"""
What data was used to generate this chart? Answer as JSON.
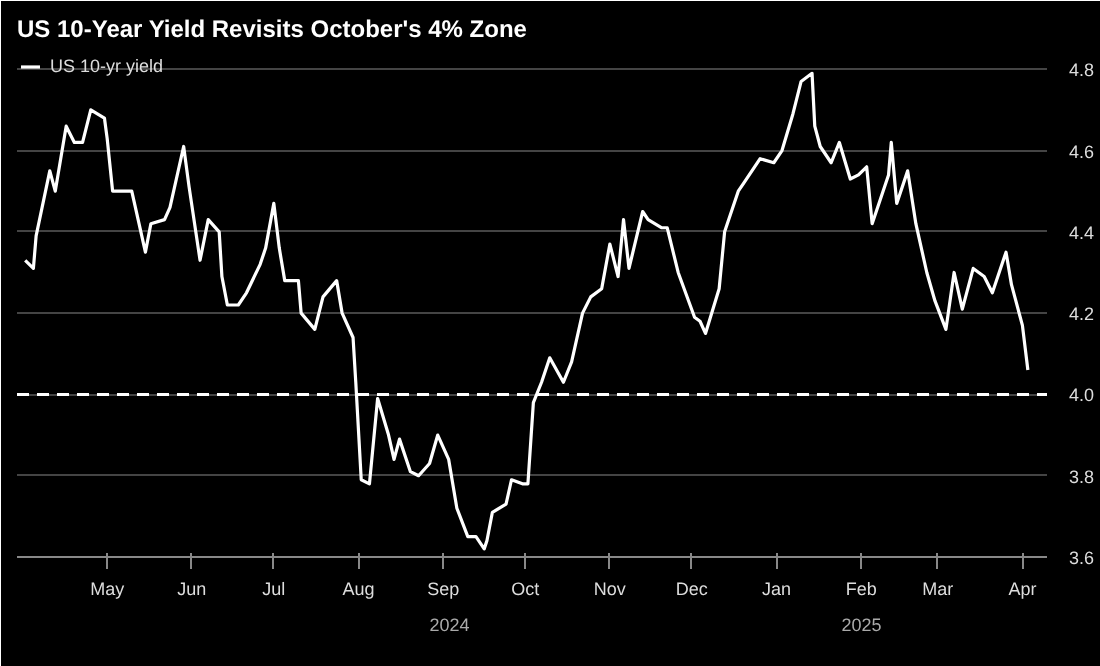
{
  "chart_data": {
    "type": "line",
    "title": "US 10-Year Yield Revisits October's 4% Zone",
    "x": [
      "2024-04-01",
      "2024-04-04",
      "2024-04-05",
      "2024-04-10",
      "2024-04-12",
      "2024-04-16",
      "2024-04-19",
      "2024-04-22",
      "2024-04-25",
      "2024-04-30",
      "2024-05-01",
      "2024-05-03",
      "2024-05-10",
      "2024-05-15",
      "2024-05-17",
      "2024-05-22",
      "2024-05-24",
      "2024-05-29",
      "2024-05-31",
      "2024-06-04",
      "2024-06-07",
      "2024-06-11",
      "2024-06-12",
      "2024-06-14",
      "2024-06-18",
      "2024-06-21",
      "2024-06-26",
      "2024-06-28",
      "2024-07-01",
      "2024-07-03",
      "2024-07-05",
      "2024-07-10",
      "2024-07-11",
      "2024-07-16",
      "2024-07-19",
      "2024-07-24",
      "2024-07-26",
      "2024-07-30",
      "2024-07-31",
      "2024-08-02",
      "2024-08-05",
      "2024-08-08",
      "2024-08-12",
      "2024-08-14",
      "2024-08-16",
      "2024-08-20",
      "2024-08-23",
      "2024-08-27",
      "2024-08-30",
      "2024-09-03",
      "2024-09-06",
      "2024-09-10",
      "2024-09-13",
      "2024-09-16",
      "2024-09-17",
      "2024-09-19",
      "2024-09-24",
      "2024-09-26",
      "2024-09-30",
      "2024-10-02",
      "2024-10-04",
      "2024-10-07",
      "2024-10-10",
      "2024-10-15",
      "2024-10-18",
      "2024-10-22",
      "2024-10-25",
      "2024-10-29",
      "2024-11-01",
      "2024-11-04",
      "2024-11-06",
      "2024-11-08",
      "2024-11-13",
      "2024-11-15",
      "2024-11-20",
      "2024-11-22",
      "2024-11-26",
      "2024-12-02",
      "2024-12-04",
      "2024-12-06",
      "2024-12-11",
      "2024-12-13",
      "2024-12-18",
      "2024-12-20",
      "2024-12-26",
      "2024-12-31",
      "2025-01-03",
      "2025-01-07",
      "2025-01-10",
      "2025-01-14",
      "2025-01-15",
      "2025-01-17",
      "2025-01-21",
      "2025-01-24",
      "2025-01-28",
      "2025-01-31",
      "2025-02-03",
      "2025-02-05",
      "2025-02-11",
      "2025-02-12",
      "2025-02-14",
      "2025-02-18",
      "2025-02-21",
      "2025-02-25",
      "2025-02-28",
      "2025-03-04",
      "2025-03-07",
      "2025-03-10",
      "2025-03-14",
      "2025-03-18",
      "2025-03-21",
      "2025-03-26",
      "2025-03-28",
      "2025-04-01",
      "2025-04-03"
    ],
    "series": [
      {
        "name": "US 10-yr yield",
        "color": "#ffffff",
        "values": [
          4.33,
          4.31,
          4.39,
          4.55,
          4.5,
          4.66,
          4.62,
          4.62,
          4.7,
          4.68,
          4.63,
          4.5,
          4.5,
          4.35,
          4.42,
          4.43,
          4.46,
          4.61,
          4.51,
          4.33,
          4.43,
          4.4,
          4.29,
          4.22,
          4.22,
          4.25,
          4.32,
          4.36,
          4.47,
          4.36,
          4.28,
          4.28,
          4.2,
          4.16,
          4.24,
          4.28,
          4.2,
          4.14,
          4.03,
          3.79,
          3.78,
          3.99,
          3.9,
          3.84,
          3.89,
          3.81,
          3.8,
          3.83,
          3.9,
          3.84,
          3.72,
          3.65,
          3.65,
          3.62,
          3.64,
          3.71,
          3.73,
          3.79,
          3.78,
          3.78,
          3.98,
          4.03,
          4.09,
          4.03,
          4.08,
          4.2,
          4.24,
          4.26,
          4.37,
          4.29,
          4.43,
          4.31,
          4.45,
          4.43,
          4.41,
          4.41,
          4.3,
          4.19,
          4.18,
          4.15,
          4.26,
          4.4,
          4.5,
          4.52,
          4.58,
          4.57,
          4.6,
          4.69,
          4.77,
          4.79,
          4.66,
          4.61,
          4.57,
          4.62,
          4.53,
          4.54,
          4.56,
          4.42,
          4.54,
          4.62,
          4.47,
          4.55,
          4.42,
          4.3,
          4.23,
          4.16,
          4.3,
          4.21,
          4.31,
          4.29,
          4.25,
          4.35,
          4.27,
          4.17,
          4.06
        ]
      }
    ],
    "xlim": [
      "2024-03-29",
      "2025-04-10"
    ],
    "xticks": [
      {
        "value": "2024-05-01",
        "label": "May"
      },
      {
        "value": "2024-06-01",
        "label": "Jun"
      },
      {
        "value": "2024-07-01",
        "label": "Jul"
      },
      {
        "value": "2024-08-01",
        "label": "Aug"
      },
      {
        "value": "2024-09-01",
        "label": "Sep"
      },
      {
        "value": "2024-10-01",
        "label": "Oct"
      },
      {
        "value": "2024-11-01",
        "label": "Nov"
      },
      {
        "value": "2024-12-01",
        "label": "Dec"
      },
      {
        "value": "2025-01-01",
        "label": "Jan"
      },
      {
        "value": "2025-02-01",
        "label": "Feb"
      },
      {
        "value": "2025-03-01",
        "label": "Mar"
      },
      {
        "value": "2025-04-01",
        "label": "Apr"
      }
    ],
    "ylim": [
      3.6,
      4.84
    ],
    "yticks": [
      3.6,
      3.8,
      {
        "value": 4.0,
        "label": "4.0"
      },
      4.2,
      4.4,
      4.6,
      4.8
    ],
    "ref_lines": [
      {
        "axis": "y",
        "value": 4.0,
        "color": "#ffffff",
        "line_style": "dashed"
      }
    ],
    "annotations": [
      "2024",
      "2025"
    ],
    "grid": "y",
    "legend": "top left",
    "line_style": "solid"
  }
}
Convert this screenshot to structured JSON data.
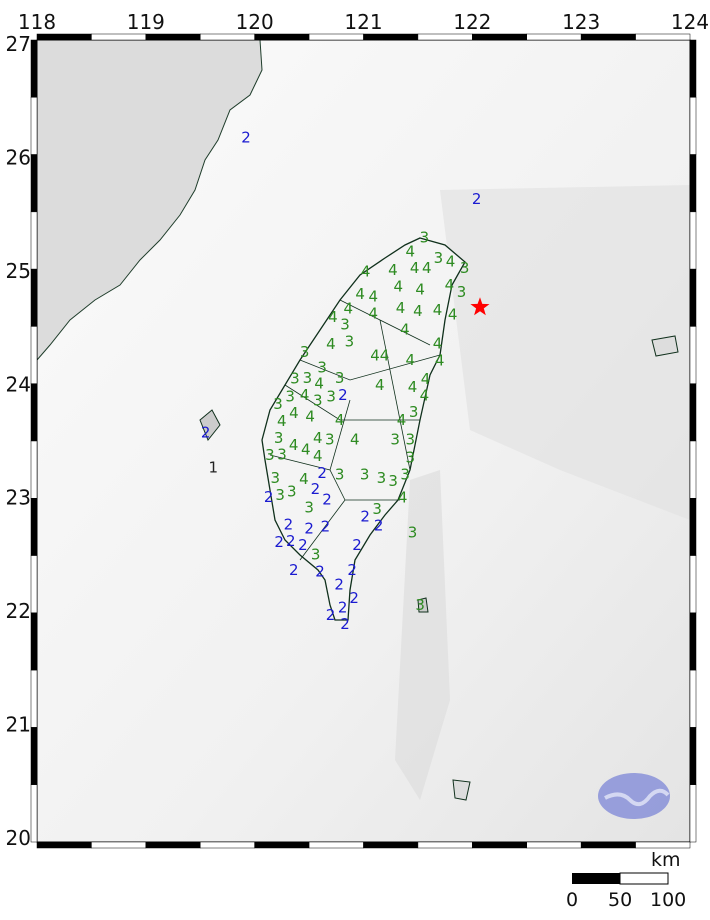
{
  "map": {
    "lon_range": [
      118,
      124
    ],
    "lat_range": [
      20,
      27
    ],
    "lon_ticks": [
      "118",
      "119",
      "120",
      "121",
      "122",
      "123",
      "124"
    ],
    "lat_ticks": [
      "27",
      "26",
      "25",
      "24",
      "23",
      "22",
      "21",
      "20"
    ],
    "epicenter": {
      "lon": 122.07,
      "lat": 24.68,
      "color": "#ff0000",
      "icon": "star-icon"
    },
    "intensity_colors": {
      "1": "#222222",
      "2": "#1a1ad0",
      "3": "#2e8b22",
      "4": "#2e8b22"
    },
    "intensities": [
      {
        "v": "3",
        "lon": 121.56,
        "lat": 25.29
      },
      {
        "v": "4",
        "lon": 121.43,
        "lat": 25.14
      },
      {
        "v": "3",
        "lon": 121.7,
        "lat": 25.11
      },
      {
        "v": "4",
        "lon": 121.47,
        "lat": 25.05
      },
      {
        "v": "4",
        "lon": 121.59,
        "lat": 25.02
      },
      {
        "v": "4",
        "lon": 121.78,
        "lat": 25.08
      },
      {
        "v": "3",
        "lon": 121.93,
        "lat": 25.02
      },
      {
        "v": "4",
        "lon": 121.02,
        "lat": 24.99
      },
      {
        "v": "4",
        "lon": 121.27,
        "lat": 24.99
      },
      {
        "v": "4",
        "lon": 121.32,
        "lat": 24.87
      },
      {
        "v": "4",
        "lon": 121.52,
        "lat": 24.83
      },
      {
        "v": "4",
        "lon": 121.8,
        "lat": 24.87
      },
      {
        "v": "3",
        "lon": 121.89,
        "lat": 24.81
      },
      {
        "v": "4",
        "lon": 120.97,
        "lat": 24.79
      },
      {
        "v": "4",
        "lon": 121.09,
        "lat": 24.74
      },
      {
        "v": "4",
        "lon": 120.84,
        "lat": 24.65
      },
      {
        "v": "4",
        "lon": 120.77,
        "lat": 24.59
      },
      {
        "v": "4",
        "lon": 121.09,
        "lat": 24.65
      },
      {
        "v": "4",
        "lon": 121.34,
        "lat": 24.67
      },
      {
        "v": "4",
        "lon": 121.5,
        "lat": 24.64
      },
      {
        "v": "4",
        "lon": 121.68,
        "lat": 24.65
      },
      {
        "v": "4",
        "lon": 121.82,
        "lat": 24.61
      },
      {
        "v": "3",
        "lon": 120.8,
        "lat": 24.52
      },
      {
        "v": "3",
        "lon": 120.87,
        "lat": 24.39
      },
      {
        "v": "4",
        "lon": 120.7,
        "lat": 24.35
      },
      {
        "v": "3",
        "lon": 120.46,
        "lat": 24.28
      },
      {
        "v": "4",
        "lon": 121.38,
        "lat": 24.48
      },
      {
        "v": "4",
        "lon": 121.68,
        "lat": 24.35
      },
      {
        "v": "4",
        "lon": 121.7,
        "lat": 24.21
      },
      {
        "v": "44",
        "lon": 121.15,
        "lat": 24.25
      },
      {
        "v": "4",
        "lon": 121.43,
        "lat": 24.21
      },
      {
        "v": "3",
        "lon": 120.62,
        "lat": 24.13
      },
      {
        "v": "3",
        "lon": 120.5,
        "lat": 24.05
      },
      {
        "v": "3",
        "lon": 120.37,
        "lat": 24.04
      },
      {
        "v": "4",
        "lon": 120.62,
        "lat": 23.99
      },
      {
        "v": "3",
        "lon": 120.78,
        "lat": 24.05
      },
      {
        "v": "4",
        "lon": 121.57,
        "lat": 24.04
      },
      {
        "v": "3",
        "lon": 120.32,
        "lat": 23.86
      },
      {
        "v": "4",
        "lon": 120.46,
        "lat": 23.91
      },
      {
        "v": "3",
        "lon": 120.58,
        "lat": 23.86
      },
      {
        "v": "3",
        "lon": 120.69,
        "lat": 23.89
      },
      {
        "v": "4",
        "lon": 121.15,
        "lat": 23.99
      },
      {
        "v": "4",
        "lon": 121.45,
        "lat": 23.97
      },
      {
        "v": "4",
        "lon": 121.56,
        "lat": 23.9
      },
      {
        "v": "2",
        "lon": 120.78,
        "lat": 23.9
      },
      {
        "v": "3",
        "lon": 120.22,
        "lat": 23.82
      },
      {
        "v": "4",
        "lon": 120.35,
        "lat": 23.77
      },
      {
        "v": "3",
        "lon": 121.43,
        "lat": 23.75
      },
      {
        "v": "4",
        "lon": 120.26,
        "lat": 23.67
      },
      {
        "v": "4",
        "lon": 120.51,
        "lat": 23.73
      },
      {
        "v": "4",
        "lon": 120.78,
        "lat": 23.68
      },
      {
        "v": "4",
        "lon": 121.38,
        "lat": 23.68
      },
      {
        "v": "3",
        "lon": 120.22,
        "lat": 23.51
      },
      {
        "v": "4",
        "lon": 120.39,
        "lat": 23.46
      },
      {
        "v": "4",
        "lon": 120.58,
        "lat": 23.52
      },
      {
        "v": "3",
        "lon": 120.69,
        "lat": 23.51
      },
      {
        "v": "4",
        "lon": 120.92,
        "lat": 23.51
      },
      {
        "v": "3",
        "lon": 121.29,
        "lat": 23.51
      },
      {
        "v": "3",
        "lon": 121.43,
        "lat": 23.51
      },
      {
        "v": "3",
        "lon": 120.14,
        "lat": 23.38
      },
      {
        "v": "3",
        "lon": 120.28,
        "lat": 23.38
      },
      {
        "v": "4",
        "lon": 120.41,
        "lat": 23.42
      },
      {
        "v": "4",
        "lon": 120.58,
        "lat": 23.33
      },
      {
        "v": "2",
        "lon": 120.62,
        "lat": 23.24
      },
      {
        "v": "3",
        "lon": 120.78,
        "lat": 23.2
      },
      {
        "v": "3",
        "lon": 121.01,
        "lat": 23.2
      },
      {
        "v": "4",
        "lon": 120.41,
        "lat": 23.16
      },
      {
        "v": "3",
        "lon": 121.18,
        "lat": 23.17
      },
      {
        "v": "3",
        "lon": 121.26,
        "lat": 23.14
      },
      {
        "v": "3",
        "lon": 121.38,
        "lat": 23.2
      },
      {
        "v": "3",
        "lon": 121.43,
        "lat": 23.35
      },
      {
        "v": "4",
        "lon": 121.36,
        "lat": 23.0
      },
      {
        "v": "3",
        "lon": 120.19,
        "lat": 23.17
      },
      {
        "v": "3",
        "lon": 120.25,
        "lat": 23.02
      },
      {
        "v": "3",
        "lon": 120.33,
        "lat": 23.05
      },
      {
        "v": "2",
        "lon": 120.56,
        "lat": 23.08
      },
      {
        "v": "2",
        "lon": 120.2,
        "lat": 23.0
      },
      {
        "v": "2",
        "lon": 120.63,
        "lat": 22.98
      },
      {
        "v": "3",
        "lon": 121.09,
        "lat": 22.89
      },
      {
        "v": "3",
        "lon": 120.5,
        "lat": 22.91
      },
      {
        "v": "2",
        "lon": 120.31,
        "lat": 22.73
      },
      {
        "v": "2",
        "lon": 120.5,
        "lat": 22.72
      },
      {
        "v": "2",
        "lon": 120.65,
        "lat": 22.74
      },
      {
        "v": "2",
        "lon": 121.05,
        "lat": 22.83
      },
      {
        "v": "2",
        "lon": 121.14,
        "lat": 22.76
      },
      {
        "v": "3",
        "lon": 121.45,
        "lat": 22.69
      },
      {
        "v": "2",
        "lon": 120.26,
        "lat": 22.63
      },
      {
        "v": "2",
        "lon": 120.32,
        "lat": 22.62
      },
      {
        "v": "2",
        "lon": 120.42,
        "lat": 22.58
      },
      {
        "v": "3",
        "lon": 120.56,
        "lat": 22.48
      },
      {
        "v": "2",
        "lon": 120.94,
        "lat": 22.58
      },
      {
        "v": "2",
        "lon": 120.36,
        "lat": 22.36
      },
      {
        "v": "2",
        "lon": 120.6,
        "lat": 22.36
      },
      {
        "v": "2",
        "lon": 120.89,
        "lat": 22.36
      },
      {
        "v": "2",
        "lon": 120.79,
        "lat": 22.23
      },
      {
        "v": "2",
        "lon": 120.88,
        "lat": 22.11
      },
      {
        "v": "2",
        "lon": 120.81,
        "lat": 22.01
      },
      {
        "v": "2",
        "lon": 120.72,
        "lat": 21.96
      },
      {
        "v": "2",
        "lon": 120.83,
        "lat": 21.9
      },
      {
        "v": "3",
        "lon": 121.52,
        "lat": 22.05
      },
      {
        "v": "2",
        "lon": 122.04,
        "lat": 25.63
      },
      {
        "v": "2",
        "lon": 119.92,
        "lat": 26.17
      },
      {
        "v": "2",
        "lon": 119.55,
        "lat": 23.57
      },
      {
        "v": "1",
        "lon": 119.62,
        "lat": 23.26
      }
    ]
  },
  "scale_bar": {
    "unit": "km",
    "labels": [
      "0",
      "50",
      "100"
    ]
  },
  "logo": {
    "color": "#8890d8"
  }
}
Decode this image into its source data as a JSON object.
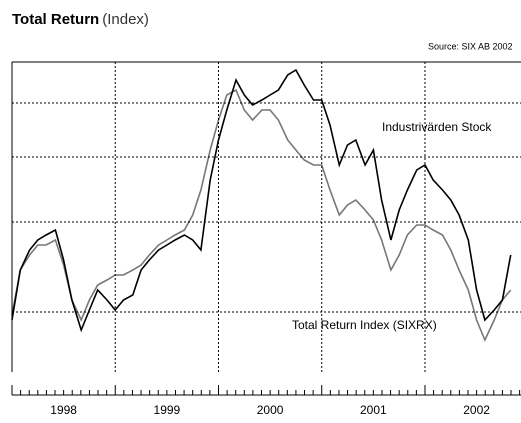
"""
**Objective:** List all lines holding the string "this".

**Result:**
What data was used to generate this chart? Answer as JSON.
Convert this screenshot to structured JSON data.
Decode this image into its source data as a JSON object.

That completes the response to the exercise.